The problem: Search the data below for the word "understand" and report how many lines contain it. Nothing but the number is needed.

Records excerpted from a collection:
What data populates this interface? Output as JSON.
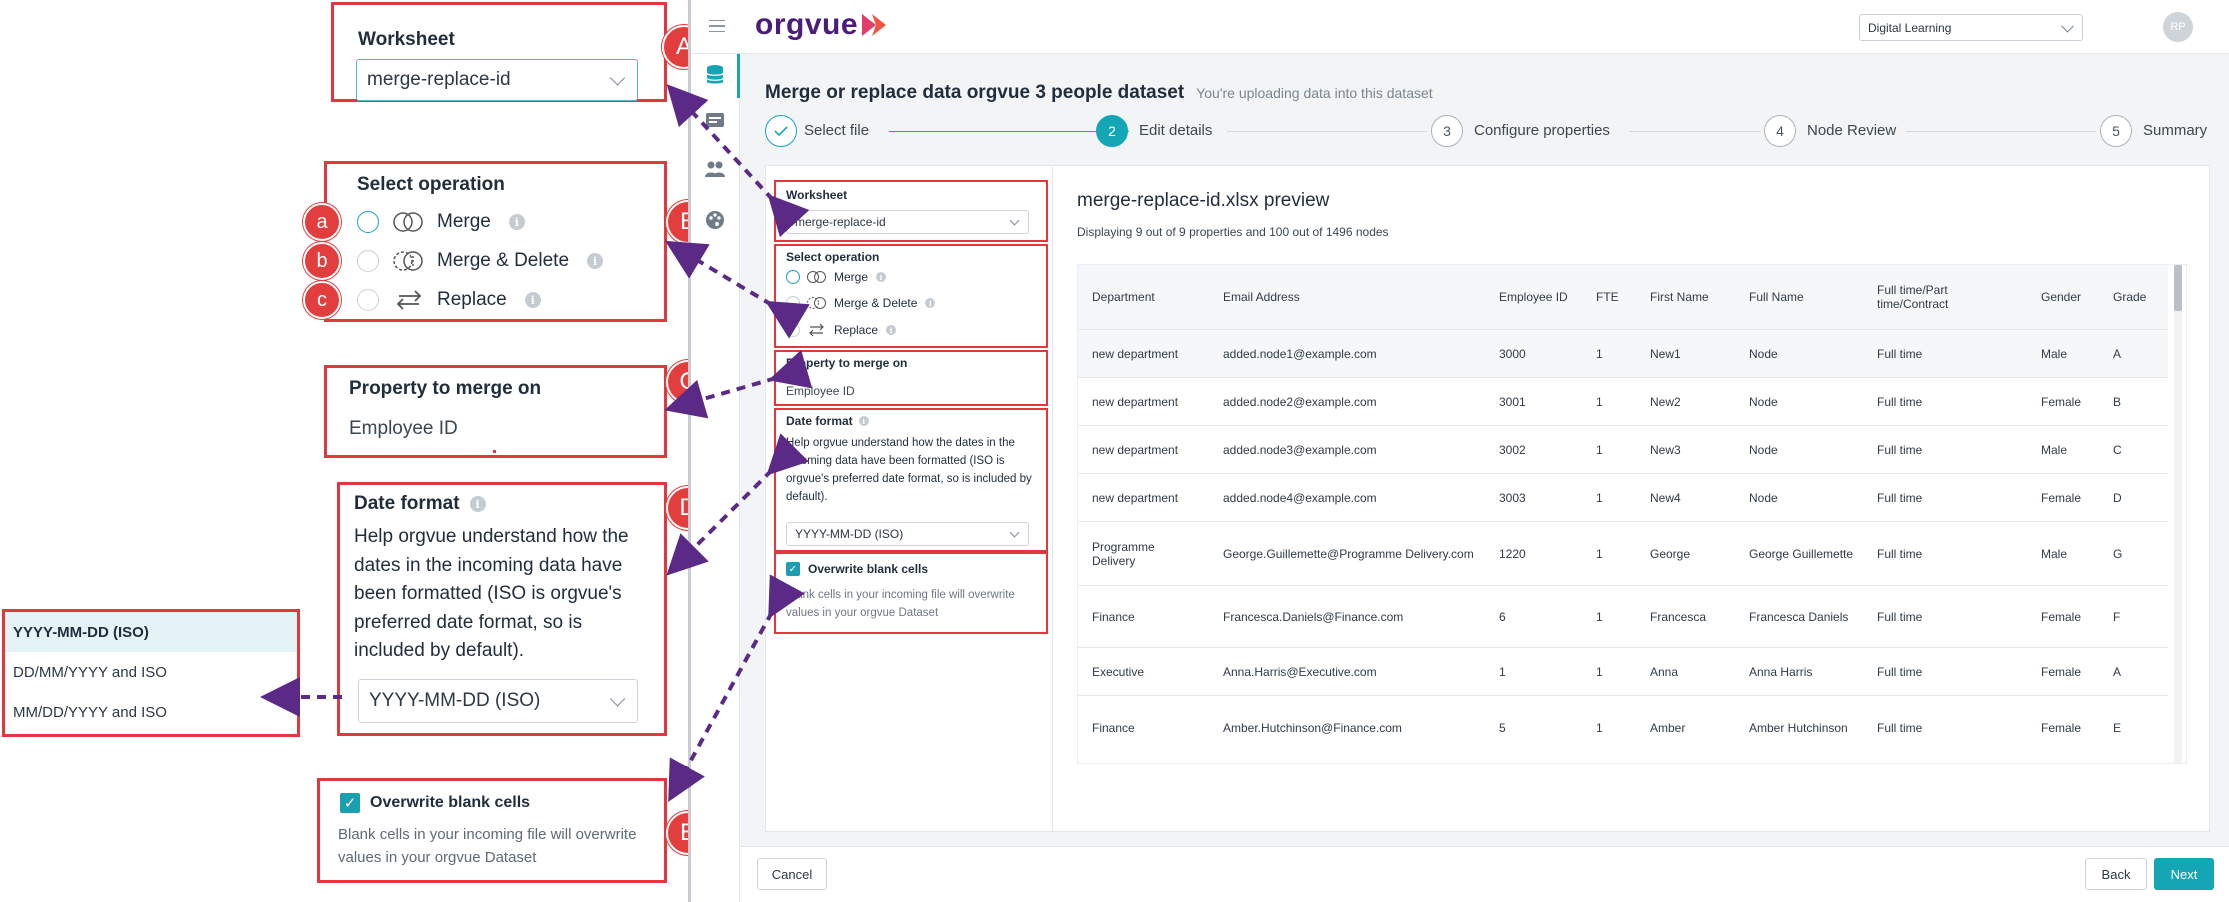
{
  "app": {
    "logo_text": "orgvue",
    "workspace_select": "Digital Learning",
    "avatar_initials": "RP",
    "title": "Merge or replace data orgvue 3 people dataset",
    "subtitle": "You're uploading data into this dataset",
    "steps": [
      {
        "num": "",
        "label": "Select file",
        "state": "done"
      },
      {
        "num": "2",
        "label": "Edit details",
        "state": "active"
      },
      {
        "num": "3",
        "label": "Configure properties",
        "state": "todo"
      },
      {
        "num": "4",
        "label": "Node Review",
        "state": "todo"
      },
      {
        "num": "5",
        "label": "Summary",
        "state": "todo"
      }
    ],
    "form": {
      "worksheet_label": "Worksheet",
      "worksheet_value": "merge-replace-id",
      "operation_label": "Select operation",
      "op_merge": "Merge",
      "op_merge_delete": "Merge & Delete",
      "op_replace": "Replace",
      "property_label": "Property to merge on",
      "property_value": "Employee ID",
      "date_label": "Date format",
      "date_help": "Help orgvue understand how the dates in the incoming data have been formatted (ISO is orgvue's preferred date format, so is included by default).",
      "date_value": "YYYY-MM-DD (ISO)",
      "overwrite_label": "Overwrite blank cells",
      "overwrite_help": "Blank cells in your incoming file will overwrite values in your orgvue Dataset"
    },
    "preview": {
      "title": "merge-replace-id.xlsx preview",
      "summary": "Displaying 9 out of 9 properties and 100 out of 1496 nodes",
      "columns": [
        "Department",
        "Email Address",
        "Employee ID",
        "FTE",
        "First Name",
        "Full Name",
        "Full time/Part time/Contract",
        "Gender",
        "Grade"
      ],
      "rows": [
        [
          "new department",
          "added.node1@example.com",
          "3000",
          "1",
          "New1",
          "Node",
          "Full time",
          "Male",
          "A"
        ],
        [
          "new department",
          "added.node2@example.com",
          "3001",
          "1",
          "New2",
          "Node",
          "Full time",
          "Female",
          "B"
        ],
        [
          "new department",
          "added.node3@example.com",
          "3002",
          "1",
          "New3",
          "Node",
          "Full time",
          "Male",
          "C"
        ],
        [
          "new department",
          "added.node4@example.com",
          "3003",
          "1",
          "New4",
          "Node",
          "Full time",
          "Female",
          "D"
        ],
        [
          "Programme Delivery",
          "George.Guillemette@Programme Delivery.com",
          "1220",
          "1",
          "George",
          "George Guillemette",
          "Full time",
          "Male",
          "G"
        ],
        [
          "Finance",
          "Francesca.Daniels@Finance.com",
          "6",
          "1",
          "Francesca",
          "Francesca Daniels",
          "Full time",
          "Female",
          "F"
        ],
        [
          "Executive",
          "Anna.Harris@Executive.com",
          "1",
          "1",
          "Anna",
          "Anna Harris",
          "Full time",
          "Female",
          "A"
        ],
        [
          "Finance",
          "Amber.Hutchinson@Finance.com",
          "5",
          "1",
          "Amber",
          "Amber Hutchinson",
          "Full time",
          "Female",
          "E"
        ]
      ]
    },
    "footer": {
      "cancel": "Cancel",
      "back": "Back",
      "next": "Next"
    }
  },
  "callouts": {
    "A": {
      "badge": "A",
      "label": "Worksheet",
      "value": "merge-replace-id"
    },
    "B": {
      "badge": "B",
      "label": "Select operation",
      "items": [
        {
          "badge": "a",
          "label": "Merge"
        },
        {
          "badge": "b",
          "label": "Merge & Delete"
        },
        {
          "badge": "c",
          "label": "Replace"
        }
      ]
    },
    "C": {
      "badge": "C",
      "label": "Property to merge on",
      "value": "Employee ID"
    },
    "D": {
      "badge": "D",
      "label": "Date format",
      "help": "Help orgvue understand how the dates in the incoming data have been formatted (ISO is orgvue's preferred date format, so is included by default).",
      "value": "YYYY-MM-DD (ISO)"
    },
    "E": {
      "badge": "E",
      "label": "Overwrite blank cells",
      "help": "Blank cells in your incoming file will overwrite values in your orgvue Dataset"
    },
    "date_options": [
      "YYYY-MM-DD (ISO)",
      "DD/MM/YYYY and ISO",
      "MM/DD/YYYY and ISO"
    ]
  },
  "colors": {
    "accent": "#15a6b5",
    "callout_red": "#e2373c",
    "arrow_purple": "#5b2a86",
    "logo_purple": "#4b1d7a"
  }
}
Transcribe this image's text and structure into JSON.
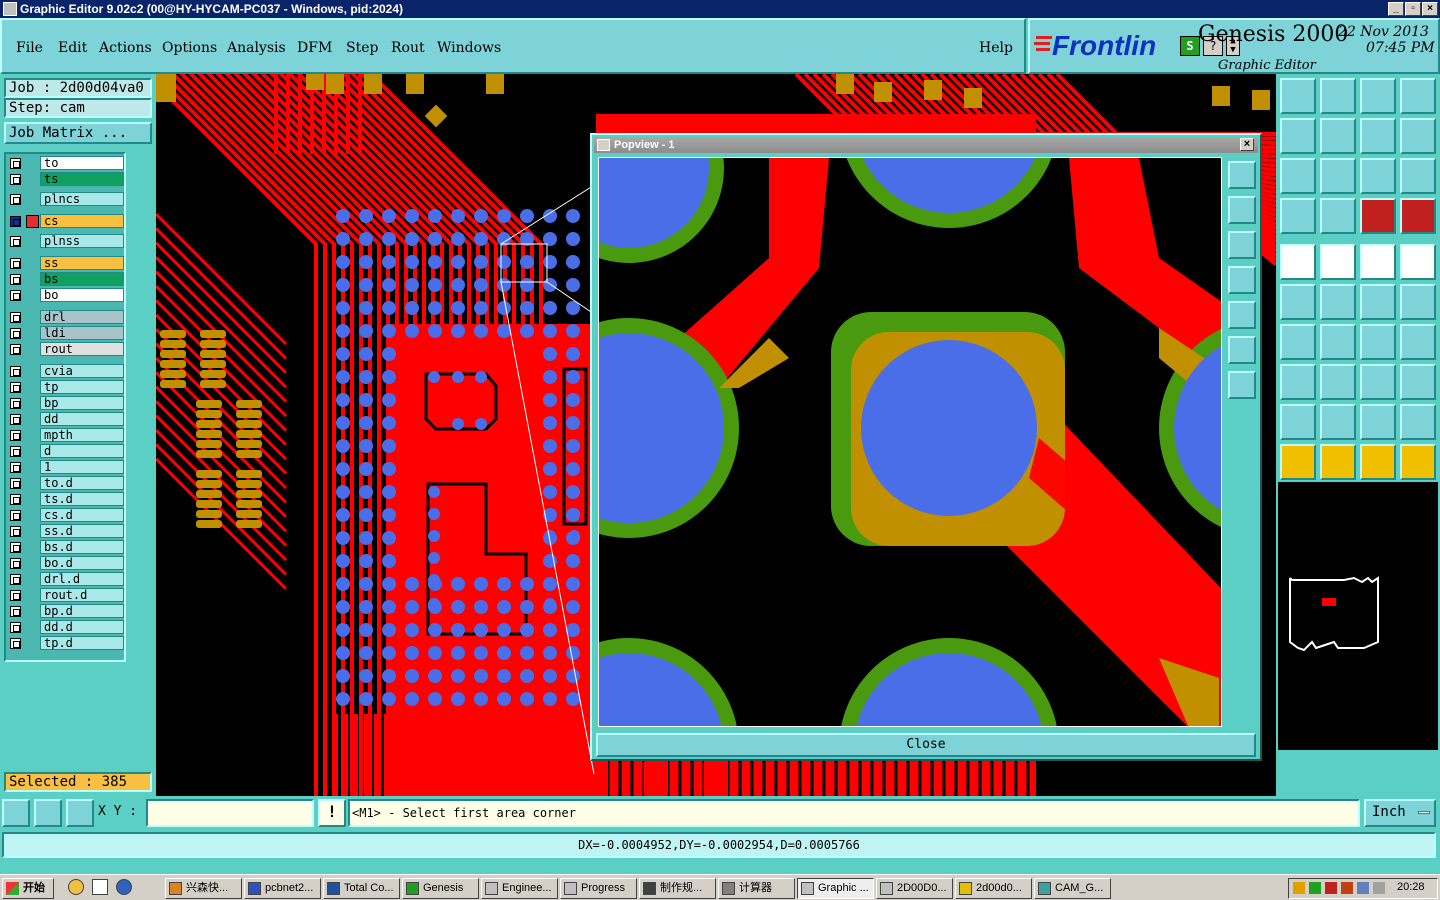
{
  "window": {
    "title": "Graphic Editor 9.02c2 (00@HY-HYCAM-PC037 - Windows, pid:2024)"
  },
  "menu": [
    "File",
    "Edit",
    "Actions",
    "Options",
    "Analysis",
    "DFM",
    "Step",
    "Rout",
    "Windows"
  ],
  "help": "Help",
  "brand": {
    "logo": "Frontlin",
    "product": "Genesis 2000",
    "subtitle": "Graphic Editor",
    "date": "22 Nov 2013",
    "time": "07:45 PM"
  },
  "job": {
    "job_label": "Job : 2d00d04va0",
    "step_label": "Step: cam",
    "matrix_button": "Job Matrix ..."
  },
  "layers": [
    {
      "name": "to",
      "color": "#ffffff"
    },
    {
      "name": "ts",
      "color": "#10a060"
    },
    {
      "name": "plncs",
      "color": "#a8e8e8"
    },
    {
      "name": "cs",
      "color": "#f8c040"
    },
    {
      "name": "plnss",
      "color": "#a8e8e8"
    },
    {
      "name": "ss",
      "color": "#f8c040"
    },
    {
      "name": "bs",
      "color": "#10a060"
    },
    {
      "name": "bo",
      "color": "#ffffff"
    },
    {
      "name": "drl",
      "color": "#a8c4c8"
    },
    {
      "name": "ldi",
      "color": "#a8c4c8"
    },
    {
      "name": "rout",
      "color": "#e0e0e0"
    },
    {
      "name": "cvia",
      "color": "#a8e8e8"
    },
    {
      "name": "tp",
      "color": "#a8e8e8"
    },
    {
      "name": "bp",
      "color": "#a8e8e8"
    },
    {
      "name": "dd",
      "color": "#a8e8e8"
    },
    {
      "name": "mpth",
      "color": "#a8e8e8"
    },
    {
      "name": "d",
      "color": "#a8e8e8"
    },
    {
      "name": "1",
      "color": "#a8e8e8"
    },
    {
      "name": "to.d",
      "color": "#a8e8e8"
    },
    {
      "name": "ts.d",
      "color": "#a8e8e8"
    },
    {
      "name": "cs.d",
      "color": "#a8e8e8"
    },
    {
      "name": "ss.d",
      "color": "#a8e8e8"
    },
    {
      "name": "bs.d",
      "color": "#a8e8e8"
    },
    {
      "name": "bo.d",
      "color": "#a8e8e8"
    },
    {
      "name": "drl.d",
      "color": "#a8e8e8"
    },
    {
      "name": "rout.d",
      "color": "#a8e8e8"
    },
    {
      "name": "bp.d",
      "color": "#a8e8e8"
    },
    {
      "name": "dd.d",
      "color": "#a8e8e8"
    },
    {
      "name": "tp.d",
      "color": "#a8e8e8"
    }
  ],
  "selected": "Selected : 385",
  "popview": {
    "title": "Popview - 1",
    "close_label": "Close"
  },
  "command": {
    "xy_label": "X Y :",
    "xy_value": "",
    "prompt": "<M1> - Select first area corner",
    "units": "Inch"
  },
  "status": "DX=-0.0004952,DY=-0.0002954,D=0.0005766",
  "taskbar": {
    "start": "开始",
    "tasks": [
      "兴森快...",
      "pcbnet2...",
      "Total Co...",
      "Genesis",
      "Enginee...",
      "Progress",
      "制作规...",
      "计算器",
      "Graphic ...",
      "2D00D0...",
      "2d00d0...",
      "CAM_G..."
    ],
    "clock": "20:28"
  },
  "colors": {
    "copper": "#ff0000",
    "pad": "#4a6ee8",
    "mask": "#4a9a10",
    "overlap": "#c09000",
    "canvas": "#000000",
    "panel": "#5bcfc3"
  }
}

Solution to this problem: 2